Records from a dataset =
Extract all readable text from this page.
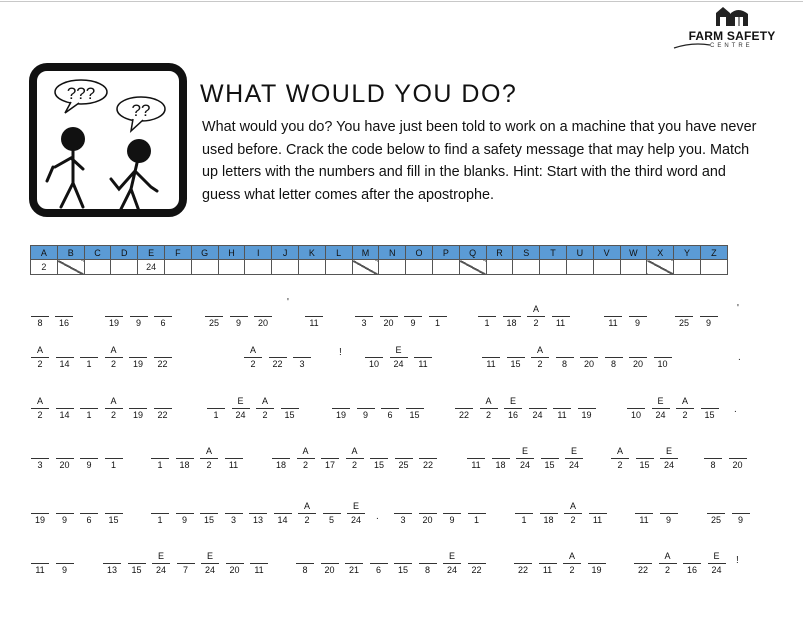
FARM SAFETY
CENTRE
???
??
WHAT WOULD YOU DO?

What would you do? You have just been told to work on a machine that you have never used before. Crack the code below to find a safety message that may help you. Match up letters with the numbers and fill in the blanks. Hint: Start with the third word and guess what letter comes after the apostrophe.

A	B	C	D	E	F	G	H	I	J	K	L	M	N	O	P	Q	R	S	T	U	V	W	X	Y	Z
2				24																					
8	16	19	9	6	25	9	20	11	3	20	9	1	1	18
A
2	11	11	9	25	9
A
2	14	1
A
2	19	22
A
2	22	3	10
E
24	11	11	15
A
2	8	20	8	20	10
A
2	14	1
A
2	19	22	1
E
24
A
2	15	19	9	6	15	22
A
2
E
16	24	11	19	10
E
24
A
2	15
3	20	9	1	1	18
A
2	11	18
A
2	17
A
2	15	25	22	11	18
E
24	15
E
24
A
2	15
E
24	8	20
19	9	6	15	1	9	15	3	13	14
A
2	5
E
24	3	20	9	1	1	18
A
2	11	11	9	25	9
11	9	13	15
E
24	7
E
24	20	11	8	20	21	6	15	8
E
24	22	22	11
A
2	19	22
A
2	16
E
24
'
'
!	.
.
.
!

* * *

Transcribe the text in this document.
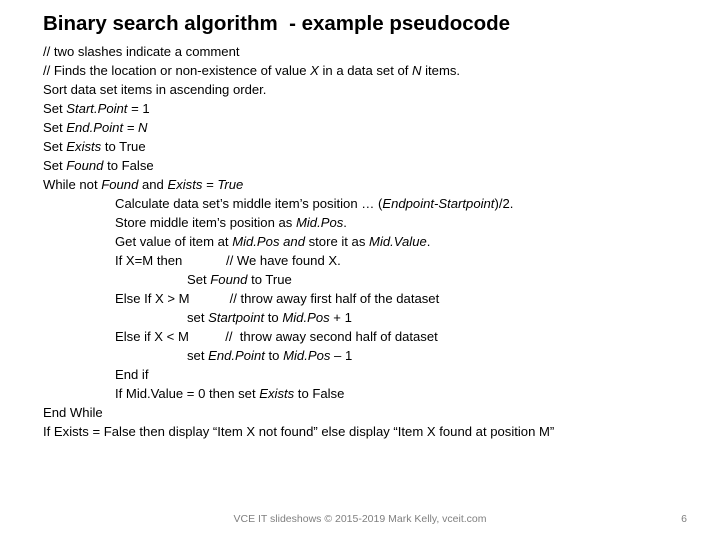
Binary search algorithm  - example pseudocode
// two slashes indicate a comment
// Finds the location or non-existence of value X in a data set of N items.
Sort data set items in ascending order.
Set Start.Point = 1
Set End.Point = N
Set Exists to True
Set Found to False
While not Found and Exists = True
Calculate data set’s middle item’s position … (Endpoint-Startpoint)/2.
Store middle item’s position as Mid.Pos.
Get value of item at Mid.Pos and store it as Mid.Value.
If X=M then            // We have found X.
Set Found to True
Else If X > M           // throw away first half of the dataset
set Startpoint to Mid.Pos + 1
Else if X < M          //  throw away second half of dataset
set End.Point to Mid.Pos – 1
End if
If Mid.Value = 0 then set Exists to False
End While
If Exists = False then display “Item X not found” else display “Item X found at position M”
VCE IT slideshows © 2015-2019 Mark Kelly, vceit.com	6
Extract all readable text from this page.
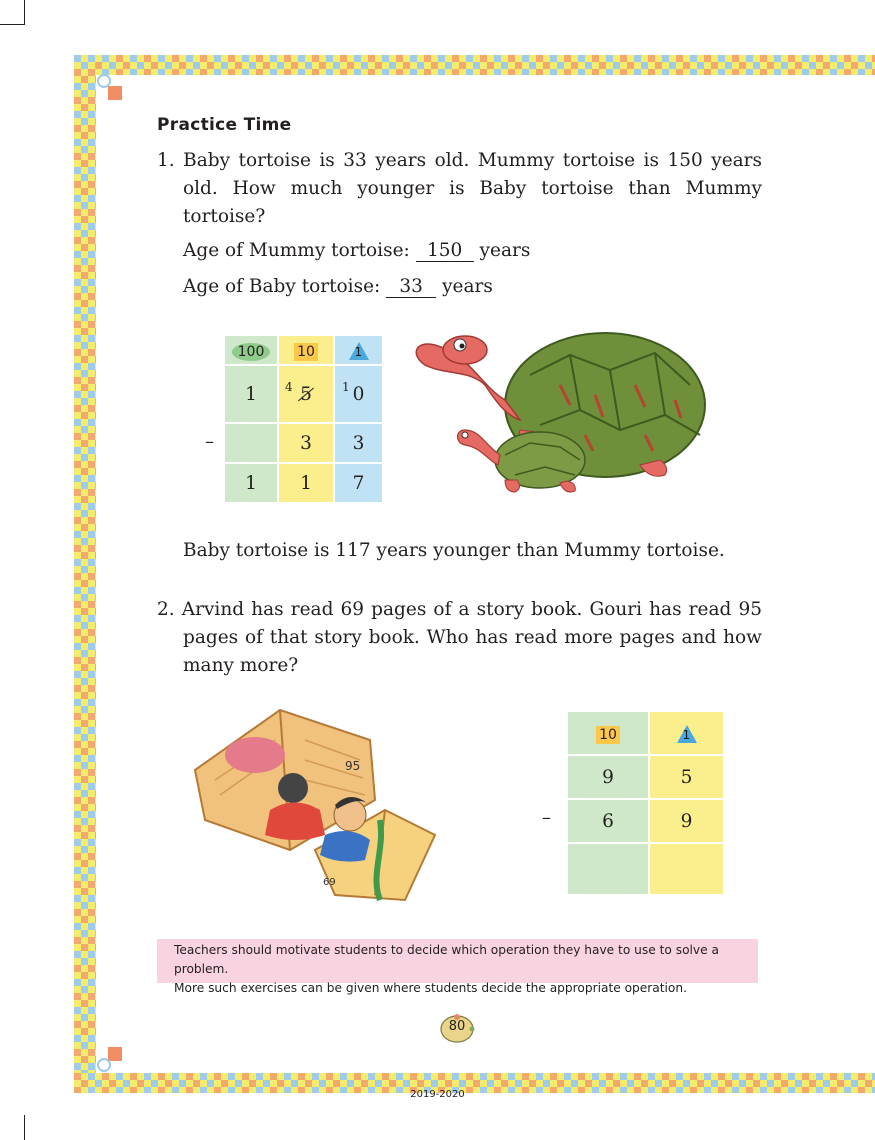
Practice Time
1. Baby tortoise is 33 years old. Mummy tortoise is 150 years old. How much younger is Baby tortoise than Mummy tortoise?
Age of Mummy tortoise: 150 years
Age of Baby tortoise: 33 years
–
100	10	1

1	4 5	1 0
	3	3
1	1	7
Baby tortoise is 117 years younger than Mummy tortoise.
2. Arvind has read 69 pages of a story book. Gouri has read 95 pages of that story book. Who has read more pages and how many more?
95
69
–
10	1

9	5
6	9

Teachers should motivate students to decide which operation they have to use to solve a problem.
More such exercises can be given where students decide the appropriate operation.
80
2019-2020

To do =
Report the number of lines in the entries above that include the word "middle" and add nothing to it.

Task response =
2